# DIRECTIVE A
In the records, swap "interactable" for "clickable" wherever it occurs and change nothing else. Start at the line that has "630, 706, 662]" and stop after the line that has "465, 638, 503]".

# TEXT PROVIDED
__________________________________________________

Memoir and Unsolved Murders in Appalachia

Book review: The Third Rainbow Girl, by Emma Copley Eisenberg (Amazon / Book Depository)

Emma Copley Eisenberg looks back on her time in Appalachia, in West Virginia’s rural Pocahontas County, and the connection to a notorious unsolved double murder of two young women that took place in the region in 1980.

The women, Vicki Durian and Nancy Santomero, were hitchhiking en route to the Rainbow Gathering, a sort of hippie festival taking place in the mountains, but were found shot in a clearing. A local man, Jacob Beard, eventually went to prison for the murders for years but was released after a serial killer confessed. The crime story is a complex one, involving rumor, police misconduct, and a mess of interconnected threads, and I’m not sure I can make much more sense of it than that.

An interesting aspect of this is the culture that Durian and Santomero embodied, and the idea that’s coming more to the fore in recent true crime narratives — that of interrogating why some victims are more sympathetic than others. Eisenberg examines that here in connection to why this case isn’t better known, and it’s a fascinating analysis.

Vicki and Nancy were not ideal damsels then – a narrative problem, likely why the story of their deaths never became a consuming national media sensation.

But there’s a second major narrative here, and that’s the memoir. Eisenberg was young but seemingly burnt out on life, and left New York to work at a camp for young women in Pocahontas County. Through her time there interacting with the local community, she learned the story of the infamous Rainbow murders and became curious about the strange developments in suspects and the investigation’s knotty course over the years. So that’s the connection between the personal and the crime, but the book does feel very much like two separate entities, both in writing and subject.

Where it works is as sociological study. Eisenberg does great justice to location, revealing something about the mysterious, misunderstood workings of Appalachia by examining stereotypes, perceptions, and misconceptions.

The hick monster story has deep roots in the history of West Virginia and is wound around the story of American industrialization and capitalism. Before you can dispossess a people from their own land, you must first make them not people.

I was on board through approximately the first half, but then this goes off the rails as the memoir portion comes more strongly into focus and the crime story becomes harder to follow and not as well structured. There are moments of brilliant, achingly lovely writing. There’s also some worthwhile reporting. But there’s an overplay in form and style and the navel-gazing memoir is patience-testing.

__________________________________________________

# DIRECTIVE B
According to the book review, what event were Vicki Durian and Nancy Santomero hitchhiking to?

# TASK INPUT
__________________________________________________

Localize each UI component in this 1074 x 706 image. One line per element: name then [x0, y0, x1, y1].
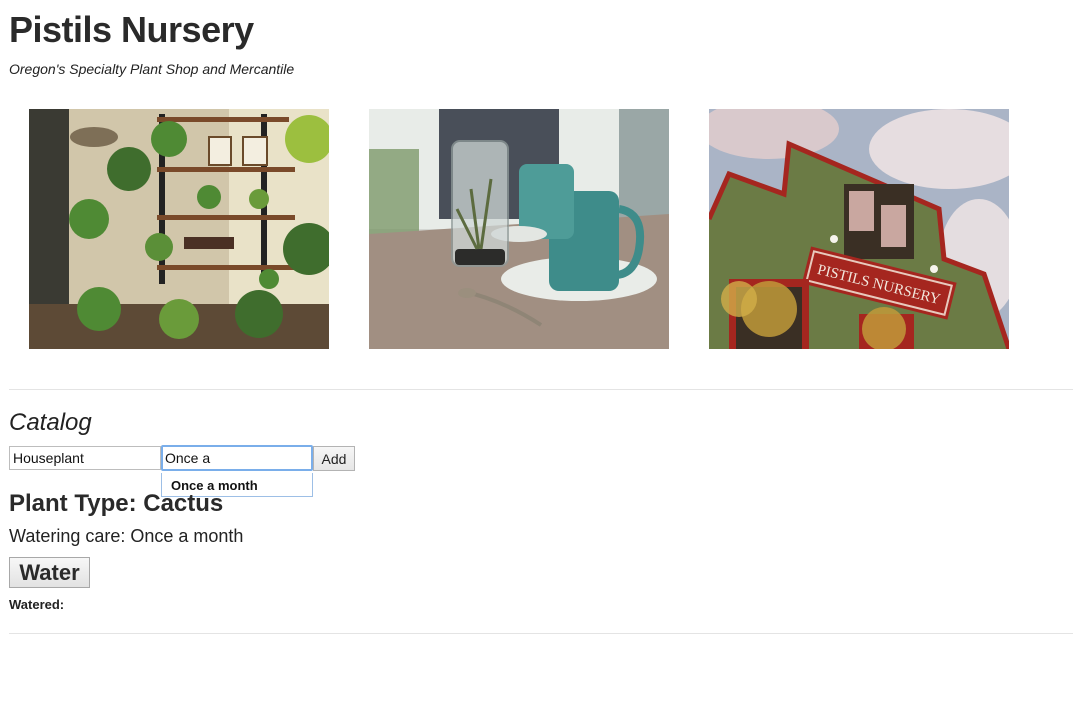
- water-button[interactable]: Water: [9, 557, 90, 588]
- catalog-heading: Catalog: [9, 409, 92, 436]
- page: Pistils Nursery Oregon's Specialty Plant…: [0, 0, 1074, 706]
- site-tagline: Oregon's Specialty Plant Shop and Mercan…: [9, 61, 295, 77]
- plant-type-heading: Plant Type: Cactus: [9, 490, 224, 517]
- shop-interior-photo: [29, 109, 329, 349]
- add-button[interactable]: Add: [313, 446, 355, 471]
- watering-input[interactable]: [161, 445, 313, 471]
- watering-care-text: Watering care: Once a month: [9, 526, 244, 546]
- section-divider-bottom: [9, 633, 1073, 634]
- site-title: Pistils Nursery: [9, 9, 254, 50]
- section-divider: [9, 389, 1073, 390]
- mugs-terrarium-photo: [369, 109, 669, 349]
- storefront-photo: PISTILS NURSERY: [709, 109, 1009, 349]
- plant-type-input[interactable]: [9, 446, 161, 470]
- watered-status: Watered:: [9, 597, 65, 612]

__________________________________________________

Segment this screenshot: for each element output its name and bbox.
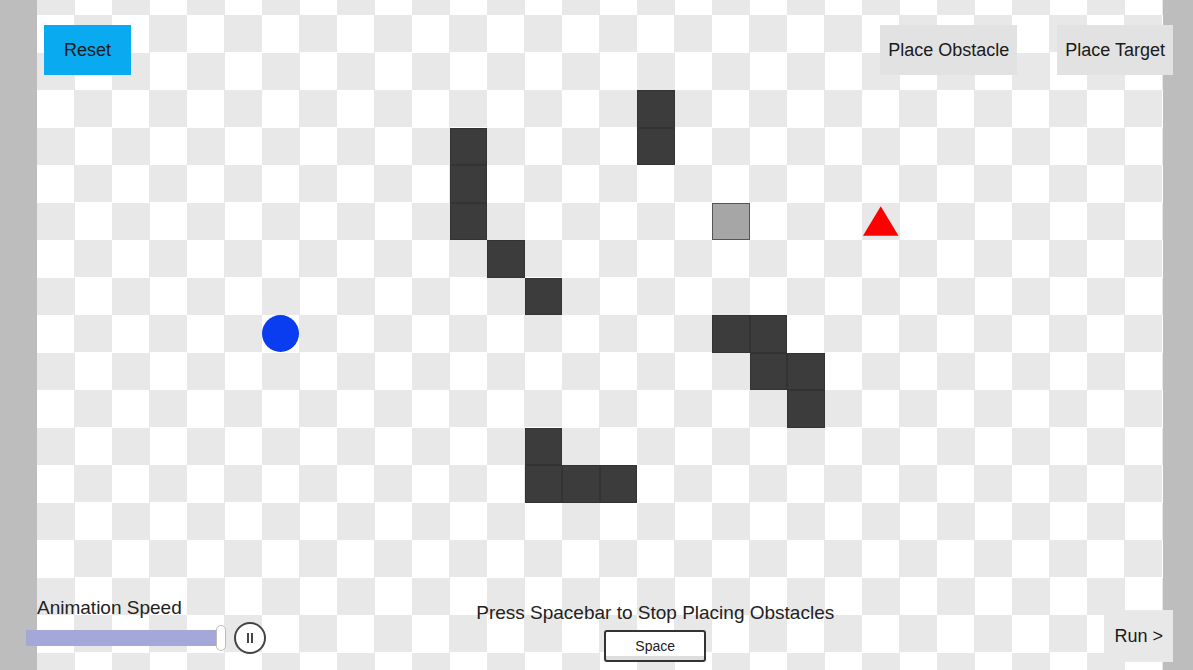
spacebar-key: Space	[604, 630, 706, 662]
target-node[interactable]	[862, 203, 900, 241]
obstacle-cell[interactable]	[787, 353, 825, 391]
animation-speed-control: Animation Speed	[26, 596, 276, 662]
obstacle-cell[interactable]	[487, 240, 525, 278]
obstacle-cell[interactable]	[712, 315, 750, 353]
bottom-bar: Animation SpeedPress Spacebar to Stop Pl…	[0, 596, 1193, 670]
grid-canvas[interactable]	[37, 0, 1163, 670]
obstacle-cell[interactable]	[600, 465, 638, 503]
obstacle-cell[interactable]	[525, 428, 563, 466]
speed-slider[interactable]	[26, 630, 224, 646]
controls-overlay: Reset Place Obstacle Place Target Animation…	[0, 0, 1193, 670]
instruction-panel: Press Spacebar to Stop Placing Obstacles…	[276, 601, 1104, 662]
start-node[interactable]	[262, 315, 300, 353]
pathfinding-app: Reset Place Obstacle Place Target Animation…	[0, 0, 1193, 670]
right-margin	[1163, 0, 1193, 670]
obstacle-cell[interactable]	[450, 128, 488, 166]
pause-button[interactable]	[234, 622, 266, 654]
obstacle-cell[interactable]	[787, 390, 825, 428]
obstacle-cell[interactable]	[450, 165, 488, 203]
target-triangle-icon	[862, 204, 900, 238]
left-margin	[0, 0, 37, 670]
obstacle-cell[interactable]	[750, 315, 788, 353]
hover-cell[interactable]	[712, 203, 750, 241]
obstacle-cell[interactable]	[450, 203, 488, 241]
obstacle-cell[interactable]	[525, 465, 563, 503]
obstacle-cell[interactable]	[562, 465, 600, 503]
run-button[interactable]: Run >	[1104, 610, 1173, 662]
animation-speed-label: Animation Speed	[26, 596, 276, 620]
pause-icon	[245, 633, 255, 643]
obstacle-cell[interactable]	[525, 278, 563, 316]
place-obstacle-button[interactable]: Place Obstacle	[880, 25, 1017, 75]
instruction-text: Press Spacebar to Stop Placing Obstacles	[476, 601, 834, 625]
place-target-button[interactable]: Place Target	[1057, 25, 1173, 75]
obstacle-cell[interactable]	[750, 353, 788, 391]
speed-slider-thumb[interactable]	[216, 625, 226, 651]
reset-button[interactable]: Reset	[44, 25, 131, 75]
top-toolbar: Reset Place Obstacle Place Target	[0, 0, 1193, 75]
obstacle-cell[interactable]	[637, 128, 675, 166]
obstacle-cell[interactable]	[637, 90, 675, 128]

__________________________________________________

# PROBLEM SOLUTION A
spacebar-key: Space	[604, 630, 706, 662]
target-node[clickable]	[862, 203, 900, 241]
obstacle-cell[clickable]	[787, 353, 825, 391]
animation-speed-control: Animation Speed	[26, 596, 276, 662]
obstacle-cell[clickable]	[487, 240, 525, 278]
obstacle-cell[clickable]	[712, 315, 750, 353]
bottom-bar: Animation SpeedPress Spacebar to Stop Pl…	[0, 596, 1193, 670]
grid-canvas[clickable]	[37, 0, 1163, 670]
obstacle-cell[clickable]	[600, 465, 638, 503]

# PROBLEM SOLUTION B
The Rainbow Gathering, a sort of hippie festival in the mountains.